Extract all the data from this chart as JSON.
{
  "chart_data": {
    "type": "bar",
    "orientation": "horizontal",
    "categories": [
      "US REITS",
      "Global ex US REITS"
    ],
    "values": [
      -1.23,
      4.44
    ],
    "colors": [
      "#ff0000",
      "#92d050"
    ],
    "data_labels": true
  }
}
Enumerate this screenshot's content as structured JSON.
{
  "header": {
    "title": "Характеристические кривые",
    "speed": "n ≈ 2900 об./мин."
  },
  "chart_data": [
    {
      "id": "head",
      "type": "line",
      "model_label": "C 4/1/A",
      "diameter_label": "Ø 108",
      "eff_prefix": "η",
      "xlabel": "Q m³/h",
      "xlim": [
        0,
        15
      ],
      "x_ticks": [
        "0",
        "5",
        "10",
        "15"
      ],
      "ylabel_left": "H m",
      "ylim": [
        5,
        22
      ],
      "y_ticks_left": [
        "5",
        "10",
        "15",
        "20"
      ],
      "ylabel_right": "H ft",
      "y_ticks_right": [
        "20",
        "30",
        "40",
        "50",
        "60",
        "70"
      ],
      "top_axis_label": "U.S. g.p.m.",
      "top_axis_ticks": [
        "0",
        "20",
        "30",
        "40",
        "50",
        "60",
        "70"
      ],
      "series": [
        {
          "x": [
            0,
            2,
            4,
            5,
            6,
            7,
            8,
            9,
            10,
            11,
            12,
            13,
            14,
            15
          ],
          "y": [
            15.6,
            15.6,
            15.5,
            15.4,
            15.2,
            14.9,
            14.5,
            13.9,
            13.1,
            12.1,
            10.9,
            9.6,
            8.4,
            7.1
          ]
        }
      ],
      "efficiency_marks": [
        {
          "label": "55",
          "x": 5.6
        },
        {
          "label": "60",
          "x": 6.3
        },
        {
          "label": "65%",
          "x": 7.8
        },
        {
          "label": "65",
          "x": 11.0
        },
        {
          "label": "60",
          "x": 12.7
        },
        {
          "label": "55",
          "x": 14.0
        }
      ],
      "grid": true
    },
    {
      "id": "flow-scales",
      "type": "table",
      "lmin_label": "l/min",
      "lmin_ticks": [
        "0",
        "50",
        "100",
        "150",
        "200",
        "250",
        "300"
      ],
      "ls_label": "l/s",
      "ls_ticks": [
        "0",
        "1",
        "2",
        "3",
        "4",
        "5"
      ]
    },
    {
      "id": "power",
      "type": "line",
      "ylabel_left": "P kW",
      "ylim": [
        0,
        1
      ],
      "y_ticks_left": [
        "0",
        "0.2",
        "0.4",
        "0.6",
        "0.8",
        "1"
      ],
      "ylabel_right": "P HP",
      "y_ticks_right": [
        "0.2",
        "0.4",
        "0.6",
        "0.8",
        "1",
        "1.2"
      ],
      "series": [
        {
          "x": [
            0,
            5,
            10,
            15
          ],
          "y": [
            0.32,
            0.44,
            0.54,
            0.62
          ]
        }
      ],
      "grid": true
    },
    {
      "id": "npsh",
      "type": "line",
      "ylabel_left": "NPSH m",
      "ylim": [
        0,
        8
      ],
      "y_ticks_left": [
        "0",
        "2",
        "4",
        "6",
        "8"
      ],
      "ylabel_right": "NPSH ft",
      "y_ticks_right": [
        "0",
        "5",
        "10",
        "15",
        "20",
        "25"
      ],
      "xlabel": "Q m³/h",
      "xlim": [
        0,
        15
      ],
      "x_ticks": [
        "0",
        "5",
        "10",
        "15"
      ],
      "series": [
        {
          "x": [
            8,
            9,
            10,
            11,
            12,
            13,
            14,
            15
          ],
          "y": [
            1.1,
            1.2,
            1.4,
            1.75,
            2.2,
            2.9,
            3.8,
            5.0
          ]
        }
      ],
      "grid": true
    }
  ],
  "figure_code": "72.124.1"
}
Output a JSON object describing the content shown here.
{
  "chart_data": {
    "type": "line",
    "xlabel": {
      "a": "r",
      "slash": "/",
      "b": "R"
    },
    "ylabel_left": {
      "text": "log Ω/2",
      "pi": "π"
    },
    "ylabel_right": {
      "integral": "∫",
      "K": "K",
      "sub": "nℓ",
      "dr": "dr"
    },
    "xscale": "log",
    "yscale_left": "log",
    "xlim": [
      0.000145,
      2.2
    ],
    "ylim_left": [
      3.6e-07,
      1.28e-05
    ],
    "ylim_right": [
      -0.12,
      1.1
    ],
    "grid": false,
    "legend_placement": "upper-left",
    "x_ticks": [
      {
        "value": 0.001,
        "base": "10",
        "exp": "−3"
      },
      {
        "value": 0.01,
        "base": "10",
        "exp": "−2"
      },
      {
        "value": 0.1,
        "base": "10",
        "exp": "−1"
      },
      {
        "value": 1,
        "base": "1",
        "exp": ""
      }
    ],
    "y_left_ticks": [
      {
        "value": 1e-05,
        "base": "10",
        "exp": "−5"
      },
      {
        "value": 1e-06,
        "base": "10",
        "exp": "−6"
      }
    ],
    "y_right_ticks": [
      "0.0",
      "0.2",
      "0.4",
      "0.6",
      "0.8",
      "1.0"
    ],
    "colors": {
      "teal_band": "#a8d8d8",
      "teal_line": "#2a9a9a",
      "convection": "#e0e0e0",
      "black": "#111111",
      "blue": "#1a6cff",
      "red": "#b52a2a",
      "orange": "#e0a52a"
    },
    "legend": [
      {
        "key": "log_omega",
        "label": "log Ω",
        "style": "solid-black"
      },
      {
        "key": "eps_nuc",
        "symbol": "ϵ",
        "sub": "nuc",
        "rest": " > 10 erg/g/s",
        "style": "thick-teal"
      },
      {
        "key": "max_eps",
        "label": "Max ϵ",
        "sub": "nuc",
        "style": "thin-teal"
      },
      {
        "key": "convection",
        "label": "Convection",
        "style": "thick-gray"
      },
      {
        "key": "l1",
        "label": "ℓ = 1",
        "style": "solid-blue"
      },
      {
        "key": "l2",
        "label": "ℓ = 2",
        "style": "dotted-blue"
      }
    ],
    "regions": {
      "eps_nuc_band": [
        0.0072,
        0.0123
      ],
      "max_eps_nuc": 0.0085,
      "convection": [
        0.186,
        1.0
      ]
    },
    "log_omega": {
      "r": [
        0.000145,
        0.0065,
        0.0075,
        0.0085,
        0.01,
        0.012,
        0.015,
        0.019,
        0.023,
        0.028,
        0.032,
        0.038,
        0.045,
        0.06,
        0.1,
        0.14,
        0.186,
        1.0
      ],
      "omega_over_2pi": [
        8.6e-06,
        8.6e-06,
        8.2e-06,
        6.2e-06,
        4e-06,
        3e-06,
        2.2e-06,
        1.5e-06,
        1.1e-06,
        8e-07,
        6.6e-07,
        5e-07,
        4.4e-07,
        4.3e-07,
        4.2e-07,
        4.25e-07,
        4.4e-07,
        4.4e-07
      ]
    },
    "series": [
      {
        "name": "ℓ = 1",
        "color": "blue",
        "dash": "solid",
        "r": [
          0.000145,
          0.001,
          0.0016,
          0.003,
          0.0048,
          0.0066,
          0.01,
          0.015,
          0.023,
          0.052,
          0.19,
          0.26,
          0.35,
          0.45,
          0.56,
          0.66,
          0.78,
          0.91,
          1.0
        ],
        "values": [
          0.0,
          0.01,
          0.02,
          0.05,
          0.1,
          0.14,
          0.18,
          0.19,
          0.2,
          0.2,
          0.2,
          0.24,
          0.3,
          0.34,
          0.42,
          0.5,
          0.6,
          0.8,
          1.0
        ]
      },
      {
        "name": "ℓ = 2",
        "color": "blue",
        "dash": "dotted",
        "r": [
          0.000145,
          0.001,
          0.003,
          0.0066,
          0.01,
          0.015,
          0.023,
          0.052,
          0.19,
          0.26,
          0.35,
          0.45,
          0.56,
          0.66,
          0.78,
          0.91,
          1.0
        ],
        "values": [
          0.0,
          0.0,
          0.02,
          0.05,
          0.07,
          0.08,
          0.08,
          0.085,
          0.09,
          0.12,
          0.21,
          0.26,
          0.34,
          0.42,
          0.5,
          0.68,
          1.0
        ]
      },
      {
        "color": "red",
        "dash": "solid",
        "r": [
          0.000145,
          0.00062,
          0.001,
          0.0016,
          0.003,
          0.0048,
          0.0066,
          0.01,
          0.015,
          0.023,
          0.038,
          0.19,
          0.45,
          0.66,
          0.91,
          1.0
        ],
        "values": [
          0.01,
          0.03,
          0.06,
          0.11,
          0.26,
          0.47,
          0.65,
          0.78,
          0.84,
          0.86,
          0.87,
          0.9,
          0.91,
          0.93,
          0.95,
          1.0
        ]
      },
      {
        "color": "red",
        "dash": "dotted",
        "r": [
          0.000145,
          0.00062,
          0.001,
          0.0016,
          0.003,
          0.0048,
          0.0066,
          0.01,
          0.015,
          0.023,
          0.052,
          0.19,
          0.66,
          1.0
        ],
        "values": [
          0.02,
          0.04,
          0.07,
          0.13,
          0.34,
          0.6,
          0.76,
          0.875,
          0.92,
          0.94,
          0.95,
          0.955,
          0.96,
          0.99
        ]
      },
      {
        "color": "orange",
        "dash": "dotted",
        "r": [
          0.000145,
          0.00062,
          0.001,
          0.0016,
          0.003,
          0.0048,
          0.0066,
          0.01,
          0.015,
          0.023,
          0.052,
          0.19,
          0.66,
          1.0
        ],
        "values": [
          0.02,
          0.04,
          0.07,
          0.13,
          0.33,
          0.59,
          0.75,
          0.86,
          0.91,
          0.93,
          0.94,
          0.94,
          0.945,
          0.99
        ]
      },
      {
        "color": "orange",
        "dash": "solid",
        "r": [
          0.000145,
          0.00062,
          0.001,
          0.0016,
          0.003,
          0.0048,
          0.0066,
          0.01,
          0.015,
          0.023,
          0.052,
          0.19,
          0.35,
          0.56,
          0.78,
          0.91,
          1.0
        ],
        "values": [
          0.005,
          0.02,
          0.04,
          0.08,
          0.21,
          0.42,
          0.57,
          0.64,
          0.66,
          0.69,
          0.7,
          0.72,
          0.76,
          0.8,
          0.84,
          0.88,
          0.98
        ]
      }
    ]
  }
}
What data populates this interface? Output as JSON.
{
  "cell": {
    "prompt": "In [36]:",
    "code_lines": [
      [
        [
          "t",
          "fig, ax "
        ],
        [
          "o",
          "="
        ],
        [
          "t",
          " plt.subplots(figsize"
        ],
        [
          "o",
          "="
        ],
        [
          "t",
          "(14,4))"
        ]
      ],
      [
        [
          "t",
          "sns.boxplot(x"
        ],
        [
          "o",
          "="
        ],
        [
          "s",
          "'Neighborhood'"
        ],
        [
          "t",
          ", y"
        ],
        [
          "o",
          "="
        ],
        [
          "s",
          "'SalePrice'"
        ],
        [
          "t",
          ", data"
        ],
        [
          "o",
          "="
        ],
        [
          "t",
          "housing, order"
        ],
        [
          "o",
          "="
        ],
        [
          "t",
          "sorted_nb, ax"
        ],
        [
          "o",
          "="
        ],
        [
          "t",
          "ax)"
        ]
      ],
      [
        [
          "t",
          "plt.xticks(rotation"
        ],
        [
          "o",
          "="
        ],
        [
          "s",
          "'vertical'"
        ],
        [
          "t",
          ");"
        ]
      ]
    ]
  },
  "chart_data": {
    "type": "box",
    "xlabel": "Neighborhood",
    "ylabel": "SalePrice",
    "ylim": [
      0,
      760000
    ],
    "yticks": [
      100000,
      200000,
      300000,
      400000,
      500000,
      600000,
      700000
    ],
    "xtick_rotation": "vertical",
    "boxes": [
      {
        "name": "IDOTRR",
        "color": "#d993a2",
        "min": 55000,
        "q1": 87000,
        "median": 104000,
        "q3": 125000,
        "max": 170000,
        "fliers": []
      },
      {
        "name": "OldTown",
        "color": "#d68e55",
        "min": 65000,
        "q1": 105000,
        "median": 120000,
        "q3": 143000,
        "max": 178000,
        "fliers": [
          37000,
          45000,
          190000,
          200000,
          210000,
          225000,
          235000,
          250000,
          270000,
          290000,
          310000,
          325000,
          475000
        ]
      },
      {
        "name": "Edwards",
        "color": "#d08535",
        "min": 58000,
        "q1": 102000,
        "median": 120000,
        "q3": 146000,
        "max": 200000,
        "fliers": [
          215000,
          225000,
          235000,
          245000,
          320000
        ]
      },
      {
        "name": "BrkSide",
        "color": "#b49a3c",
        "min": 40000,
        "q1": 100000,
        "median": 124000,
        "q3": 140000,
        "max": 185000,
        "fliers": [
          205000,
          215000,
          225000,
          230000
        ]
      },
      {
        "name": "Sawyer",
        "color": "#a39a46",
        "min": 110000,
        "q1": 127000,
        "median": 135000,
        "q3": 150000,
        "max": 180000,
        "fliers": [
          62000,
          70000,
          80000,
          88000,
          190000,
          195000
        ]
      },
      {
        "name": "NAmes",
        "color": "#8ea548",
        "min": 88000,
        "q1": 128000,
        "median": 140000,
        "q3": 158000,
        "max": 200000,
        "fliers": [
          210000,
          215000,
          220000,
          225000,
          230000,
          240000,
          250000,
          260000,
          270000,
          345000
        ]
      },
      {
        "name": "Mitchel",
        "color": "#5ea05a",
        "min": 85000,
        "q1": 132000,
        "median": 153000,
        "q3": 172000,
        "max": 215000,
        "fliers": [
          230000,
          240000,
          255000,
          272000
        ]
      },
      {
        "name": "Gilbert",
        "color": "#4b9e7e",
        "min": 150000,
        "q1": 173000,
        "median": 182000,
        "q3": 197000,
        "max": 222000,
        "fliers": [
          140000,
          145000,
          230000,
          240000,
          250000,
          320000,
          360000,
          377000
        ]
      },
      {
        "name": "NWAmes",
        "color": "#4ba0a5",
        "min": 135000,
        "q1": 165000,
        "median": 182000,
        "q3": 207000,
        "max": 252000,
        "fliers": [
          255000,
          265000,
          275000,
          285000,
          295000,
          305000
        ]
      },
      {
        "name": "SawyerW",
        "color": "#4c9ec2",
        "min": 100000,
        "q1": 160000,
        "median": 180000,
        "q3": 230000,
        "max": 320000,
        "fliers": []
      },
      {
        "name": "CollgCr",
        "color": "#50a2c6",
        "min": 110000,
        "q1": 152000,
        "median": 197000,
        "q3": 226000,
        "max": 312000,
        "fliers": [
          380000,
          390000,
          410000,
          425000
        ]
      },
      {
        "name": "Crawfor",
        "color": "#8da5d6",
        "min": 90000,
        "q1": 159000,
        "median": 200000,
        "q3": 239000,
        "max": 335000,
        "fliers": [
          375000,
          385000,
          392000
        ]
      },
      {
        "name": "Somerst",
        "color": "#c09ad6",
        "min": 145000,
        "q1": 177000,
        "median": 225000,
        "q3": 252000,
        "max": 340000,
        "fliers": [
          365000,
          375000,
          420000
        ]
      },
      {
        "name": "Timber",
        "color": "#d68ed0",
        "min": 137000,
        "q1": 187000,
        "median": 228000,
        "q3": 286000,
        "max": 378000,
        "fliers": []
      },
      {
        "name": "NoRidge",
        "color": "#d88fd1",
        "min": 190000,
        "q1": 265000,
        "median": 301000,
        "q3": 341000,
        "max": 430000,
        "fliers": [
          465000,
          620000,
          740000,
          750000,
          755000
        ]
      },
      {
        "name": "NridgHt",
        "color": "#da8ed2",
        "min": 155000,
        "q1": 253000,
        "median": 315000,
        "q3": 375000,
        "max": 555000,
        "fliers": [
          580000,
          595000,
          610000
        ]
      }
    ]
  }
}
◆ ◆ ◆
*Required work:* Show every line in the entries where the string "type" occurs.

*Solution below:*
    "type": "bar",
      "type": "line",
      "type": "table",
      "type": "line",
      "type": "line",
    "type": "line",
    "type": "box",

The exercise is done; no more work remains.